* [SET EXERCISE]:
Set the following entries down again exactly, line by line.

# MATERIAL SHOWN start

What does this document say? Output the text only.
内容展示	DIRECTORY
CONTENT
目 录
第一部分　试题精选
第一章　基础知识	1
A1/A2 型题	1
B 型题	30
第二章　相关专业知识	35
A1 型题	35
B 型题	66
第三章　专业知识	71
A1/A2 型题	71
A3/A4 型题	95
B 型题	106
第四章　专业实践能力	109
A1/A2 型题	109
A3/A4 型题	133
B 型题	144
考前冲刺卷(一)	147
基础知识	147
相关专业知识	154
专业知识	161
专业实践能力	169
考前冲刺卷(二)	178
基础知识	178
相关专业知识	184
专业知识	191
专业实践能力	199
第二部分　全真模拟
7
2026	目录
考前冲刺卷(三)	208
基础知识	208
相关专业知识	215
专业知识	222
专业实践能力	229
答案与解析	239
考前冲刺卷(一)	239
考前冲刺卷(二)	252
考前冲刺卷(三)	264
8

# MATERIAL SHOWN end

* [WRITTEN RESPONSE]:
What does this document say? Output the text only.
内容展示	DIRECTORY
CONTENT
目 录
第一部分　试题精选
第一章　基础知识	1
A1/A2 型题	1
B 型题	30
第二章　相关专业知识	35
A1 型题	35
B 型题	66
第三章　专业知识	71
A1/A2 型题	71
A3/A4 型题	95
B 型题	106
第四章　专业实践能力	109
A1/A2 型题	109
A3/A4 型题	133
B 型题	144
考前冲刺卷(一)	147
基础知识	147
相关专业知识	154
专业知识	161
专业实践能力	169
考前冲刺卷(二)	178
基础知识	178
相关专业知识	184
专业知识	191
专业实践能力	199
第二部分　全真模拟
7
2026	目录
考前冲刺卷(三)	208
基础知识	208
相关专业知识	215
专业知识	222
专业实践能力	229
答案与解析	239
考前冲刺卷(一)	239
考前冲刺卷(二)	252
考前冲刺卷(三)	264
8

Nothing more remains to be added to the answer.